=== Exercise details ===
Output all the material that follows, exactly as given.
** start Stored data **
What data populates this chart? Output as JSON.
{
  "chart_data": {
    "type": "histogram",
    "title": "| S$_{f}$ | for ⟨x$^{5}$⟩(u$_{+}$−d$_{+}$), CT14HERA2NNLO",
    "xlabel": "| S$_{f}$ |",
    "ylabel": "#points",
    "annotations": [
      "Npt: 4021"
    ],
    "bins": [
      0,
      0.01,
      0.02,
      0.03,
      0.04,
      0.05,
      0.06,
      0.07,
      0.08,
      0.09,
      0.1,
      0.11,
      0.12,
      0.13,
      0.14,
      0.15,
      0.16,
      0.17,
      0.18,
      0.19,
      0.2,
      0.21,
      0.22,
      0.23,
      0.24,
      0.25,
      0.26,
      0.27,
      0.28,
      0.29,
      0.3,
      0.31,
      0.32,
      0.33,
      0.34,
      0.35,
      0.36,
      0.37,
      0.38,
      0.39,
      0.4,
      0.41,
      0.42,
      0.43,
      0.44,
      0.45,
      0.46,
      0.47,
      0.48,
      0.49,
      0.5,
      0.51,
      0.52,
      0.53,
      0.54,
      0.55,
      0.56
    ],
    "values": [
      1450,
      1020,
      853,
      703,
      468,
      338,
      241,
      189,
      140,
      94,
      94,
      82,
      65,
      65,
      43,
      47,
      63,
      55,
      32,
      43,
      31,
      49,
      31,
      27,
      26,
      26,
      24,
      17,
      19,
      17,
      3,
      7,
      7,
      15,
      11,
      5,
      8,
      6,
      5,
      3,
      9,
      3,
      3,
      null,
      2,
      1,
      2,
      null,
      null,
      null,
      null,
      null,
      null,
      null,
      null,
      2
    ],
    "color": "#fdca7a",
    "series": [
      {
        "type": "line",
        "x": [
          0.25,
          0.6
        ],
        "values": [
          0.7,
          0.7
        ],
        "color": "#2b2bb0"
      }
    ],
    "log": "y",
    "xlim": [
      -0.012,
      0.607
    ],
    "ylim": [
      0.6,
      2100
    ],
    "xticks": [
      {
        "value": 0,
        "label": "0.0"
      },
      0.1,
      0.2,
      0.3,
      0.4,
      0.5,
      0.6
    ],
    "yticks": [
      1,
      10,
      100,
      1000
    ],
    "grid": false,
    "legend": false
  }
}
** end Stored data **
=== Written solution ===
What data populates this chart? Output as JSON.
{
  "chart_data": {
    "type": "histogram",
    "title": "| S$_{f}$ | for ⟨x$^{5}$⟩(u$_{+}$−d$_{+}$), CT14HERA2NNLO",
    "xlabel": "| S$_{f}$ |",
    "ylabel": "#points",
    "annotations": [
      "Npt: 4021"
    ],
    "bins": [
      0,
      0.01,
      0.02,
      0.03,
      0.04,
      0.05,
      0.06,
      0.07,
      0.08,
      0.09,
      0.1,
      0.11,
      0.12,
      0.13,
      0.14,
      0.15,
      0.16,
      0.17,
      0.18,
      0.19,
      0.2,
      0.21,
      0.22,
      0.23,
      0.24,
      0.25,
      0.26,
      0.27,
      0.28,
      0.29,
      0.3,
      0.31,
      0.32,
      0.33,
      0.34,
      0.35,
      0.36,
      0.37,
      0.38,
      0.39,
      0.4,
      0.41,
      0.42,
      0.43,
      0.44,
      0.45,
      0.46,
      0.47,
      0.48,
      0.49,
      0.5,
      0.51,
      0.52,
      0.53,
      0.54,
      0.55,
      0.56
    ],
    "values": [
      1450,
      1020,
      853,
      703,
      468,
      338,
      241,
      189,
      140,
      94,
      94,
      82,
      65,
      65,
      43,
      47,
      63,
      55,
      32,
      43,
      31,
      49,
      31,
      27,
      26,
      26,
      24,
      17,
      19,
      17,
      3,
      7,
      7,
      15,
      11,
      5,
      8,
      6,
      5,
      3,
      9,
      3,
      3,
      null,
      2,
      1,
      2,
      null,
      null,
      null,
      null,
      null,
      null,
      null,
      null,
      2
    ],
    "color": "#fdca7a",
    "series": [
      {
        "type": "line",
        "x": [
          0.25,
          0.6
        ],
        "values": [
          0.7,
          0.7
        ],
        "color": "#2b2bb0"
      }
    ],
    "log": "y",
    "xlim": [
      -0.012,
      0.607
    ],
    "ylim": [
      0.6,
      2100
    ],
    "xticks": [
      {
        "value": 0,
        "label": "0.0"
      },
      0.1,
      0.2,
      0.3,
      0.4,
      0.5,
      0.6
    ],
    "yticks": [
      1,
      10,
      100,
      1000
    ],
    "grid": false,
    "legend": false
  }
}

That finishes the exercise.